[Records from a data collection]
>>

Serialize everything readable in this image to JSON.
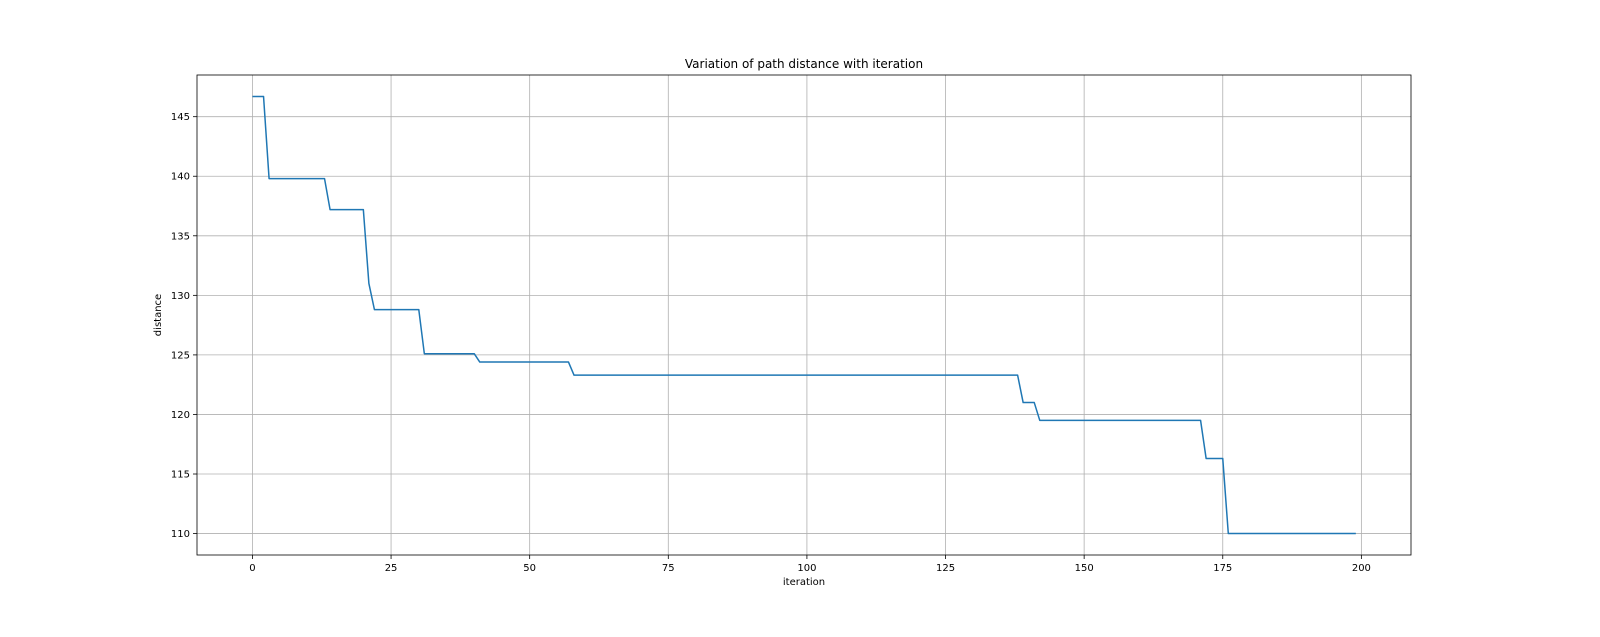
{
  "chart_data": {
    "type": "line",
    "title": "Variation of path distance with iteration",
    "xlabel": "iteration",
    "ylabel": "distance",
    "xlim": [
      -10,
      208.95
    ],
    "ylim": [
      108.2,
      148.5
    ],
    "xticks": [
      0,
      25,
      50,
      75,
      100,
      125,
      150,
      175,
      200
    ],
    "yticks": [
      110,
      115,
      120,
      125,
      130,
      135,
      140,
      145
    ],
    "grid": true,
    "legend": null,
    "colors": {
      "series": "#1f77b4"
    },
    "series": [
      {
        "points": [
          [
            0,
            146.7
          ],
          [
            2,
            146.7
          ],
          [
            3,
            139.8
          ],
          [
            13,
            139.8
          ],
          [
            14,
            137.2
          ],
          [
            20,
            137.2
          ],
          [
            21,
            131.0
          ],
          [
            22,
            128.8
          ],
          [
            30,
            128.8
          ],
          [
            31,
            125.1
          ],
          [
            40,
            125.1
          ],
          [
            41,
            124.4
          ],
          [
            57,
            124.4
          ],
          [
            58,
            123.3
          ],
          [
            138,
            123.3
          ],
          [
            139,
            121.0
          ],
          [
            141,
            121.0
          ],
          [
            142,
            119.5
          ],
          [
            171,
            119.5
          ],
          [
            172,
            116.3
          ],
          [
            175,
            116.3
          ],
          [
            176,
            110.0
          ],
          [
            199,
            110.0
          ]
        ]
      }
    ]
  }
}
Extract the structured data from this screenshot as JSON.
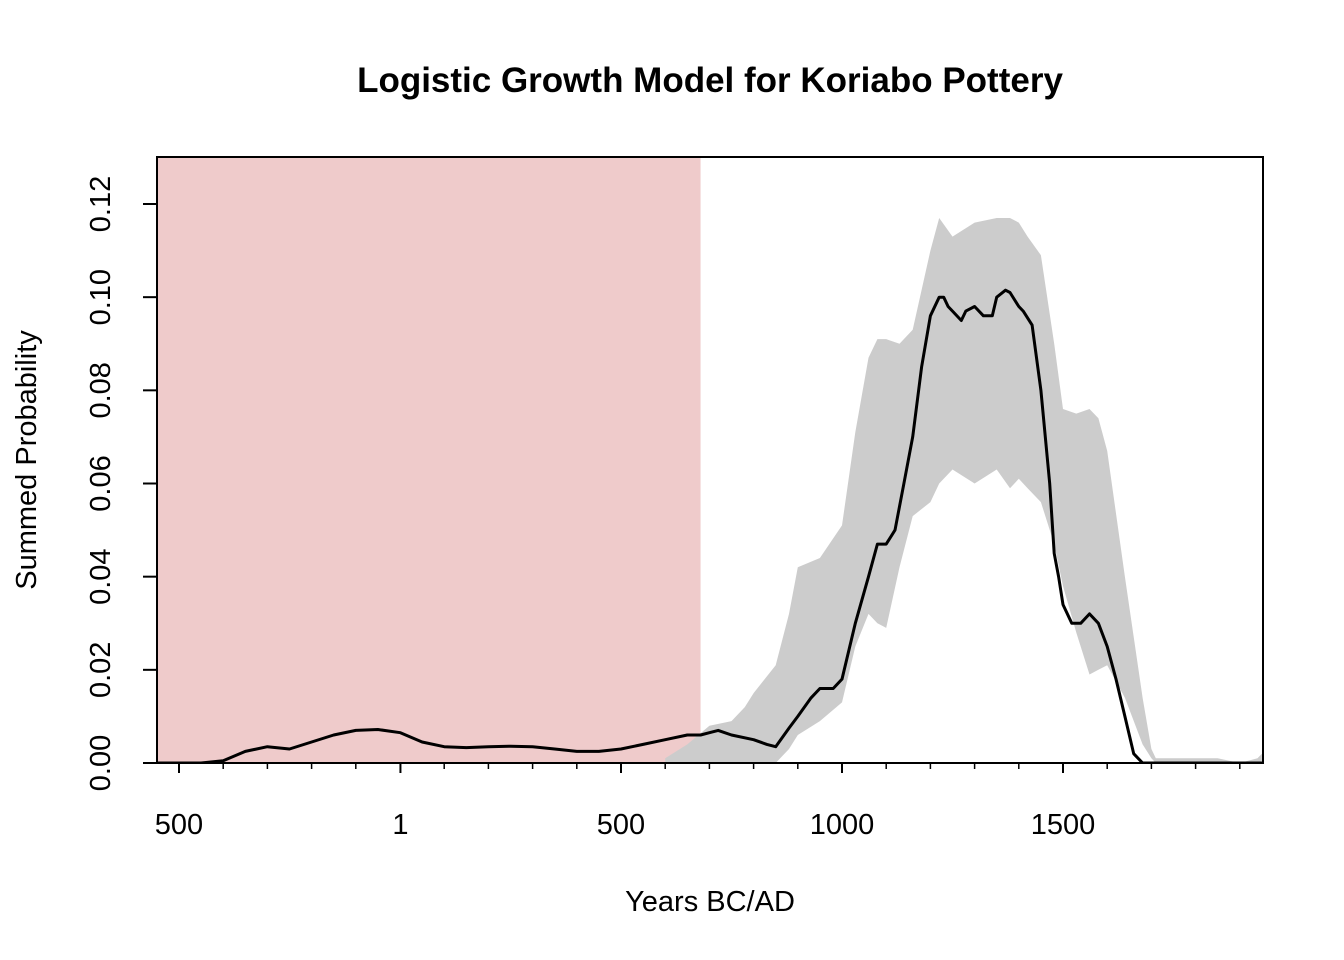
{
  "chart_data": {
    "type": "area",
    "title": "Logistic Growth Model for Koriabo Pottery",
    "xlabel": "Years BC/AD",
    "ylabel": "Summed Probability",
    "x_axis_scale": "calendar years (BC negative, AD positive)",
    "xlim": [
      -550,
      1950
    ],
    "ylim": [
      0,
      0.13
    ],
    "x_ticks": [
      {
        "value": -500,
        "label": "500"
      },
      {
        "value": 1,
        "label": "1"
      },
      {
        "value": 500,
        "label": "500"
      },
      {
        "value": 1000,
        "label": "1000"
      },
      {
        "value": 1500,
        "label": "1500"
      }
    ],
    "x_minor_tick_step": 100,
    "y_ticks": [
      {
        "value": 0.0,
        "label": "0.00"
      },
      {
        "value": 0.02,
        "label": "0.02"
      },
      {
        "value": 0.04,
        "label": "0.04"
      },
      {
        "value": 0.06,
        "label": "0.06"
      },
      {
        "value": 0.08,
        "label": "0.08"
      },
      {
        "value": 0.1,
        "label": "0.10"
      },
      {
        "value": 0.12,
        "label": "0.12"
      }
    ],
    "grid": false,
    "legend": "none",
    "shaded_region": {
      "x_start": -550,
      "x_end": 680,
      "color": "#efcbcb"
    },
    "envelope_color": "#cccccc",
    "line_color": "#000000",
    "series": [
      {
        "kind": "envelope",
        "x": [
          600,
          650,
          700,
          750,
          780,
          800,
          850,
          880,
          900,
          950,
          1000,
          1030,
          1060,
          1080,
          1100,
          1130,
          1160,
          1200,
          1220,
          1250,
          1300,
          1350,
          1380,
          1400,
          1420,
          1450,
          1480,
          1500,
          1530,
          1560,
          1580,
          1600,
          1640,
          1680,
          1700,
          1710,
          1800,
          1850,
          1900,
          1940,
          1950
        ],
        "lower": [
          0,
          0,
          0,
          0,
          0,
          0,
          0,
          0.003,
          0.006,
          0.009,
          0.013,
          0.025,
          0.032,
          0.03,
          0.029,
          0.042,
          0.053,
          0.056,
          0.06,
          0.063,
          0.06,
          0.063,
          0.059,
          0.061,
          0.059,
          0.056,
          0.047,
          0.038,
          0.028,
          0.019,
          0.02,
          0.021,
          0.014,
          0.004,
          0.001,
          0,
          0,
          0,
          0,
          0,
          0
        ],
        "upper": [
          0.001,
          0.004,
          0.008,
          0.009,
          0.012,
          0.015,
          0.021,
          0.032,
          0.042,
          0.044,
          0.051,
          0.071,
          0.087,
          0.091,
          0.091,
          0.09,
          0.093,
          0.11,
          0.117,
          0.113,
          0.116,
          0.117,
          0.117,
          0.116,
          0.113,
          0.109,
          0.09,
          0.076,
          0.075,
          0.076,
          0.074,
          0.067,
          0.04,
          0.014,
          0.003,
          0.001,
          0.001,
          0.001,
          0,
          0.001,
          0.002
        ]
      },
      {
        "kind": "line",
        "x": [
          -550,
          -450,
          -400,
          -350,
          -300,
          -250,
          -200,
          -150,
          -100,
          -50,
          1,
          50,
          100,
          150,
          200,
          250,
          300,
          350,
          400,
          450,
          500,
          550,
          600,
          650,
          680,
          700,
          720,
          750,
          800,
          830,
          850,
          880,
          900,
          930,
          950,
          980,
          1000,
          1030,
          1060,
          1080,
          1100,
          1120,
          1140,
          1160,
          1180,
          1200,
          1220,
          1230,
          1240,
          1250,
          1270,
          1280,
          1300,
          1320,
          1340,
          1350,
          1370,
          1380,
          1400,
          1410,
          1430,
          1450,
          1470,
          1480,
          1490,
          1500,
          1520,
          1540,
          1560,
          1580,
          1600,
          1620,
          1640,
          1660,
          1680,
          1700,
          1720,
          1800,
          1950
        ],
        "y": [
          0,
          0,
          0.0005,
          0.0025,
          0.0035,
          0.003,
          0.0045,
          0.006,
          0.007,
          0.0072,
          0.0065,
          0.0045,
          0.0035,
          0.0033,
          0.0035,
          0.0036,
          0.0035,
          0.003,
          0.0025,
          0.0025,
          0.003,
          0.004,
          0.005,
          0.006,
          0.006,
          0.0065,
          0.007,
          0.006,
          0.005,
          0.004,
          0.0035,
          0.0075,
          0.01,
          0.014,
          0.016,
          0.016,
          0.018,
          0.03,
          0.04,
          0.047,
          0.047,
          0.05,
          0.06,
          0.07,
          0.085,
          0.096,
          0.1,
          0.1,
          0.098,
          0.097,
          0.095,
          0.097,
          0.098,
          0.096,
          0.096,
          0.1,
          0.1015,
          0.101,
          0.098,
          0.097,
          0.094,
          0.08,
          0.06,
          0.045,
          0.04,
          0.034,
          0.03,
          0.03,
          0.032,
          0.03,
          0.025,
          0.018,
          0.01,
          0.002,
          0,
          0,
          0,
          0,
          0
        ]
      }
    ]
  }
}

<<

* Directions for this task
From the entries above, extract every line where the word "value" appears.

* Solution for this problem
        "value": -500,
        "value": 1,
        "value": 500,
        "value": 1000,
        "value": 1500,
        "value": 0.0,
        "value": 0.02,
        "value": 0.04,
        "value": 0.06,
        "value": 0.08,
        "value": 0.1,
        "value": 0.12,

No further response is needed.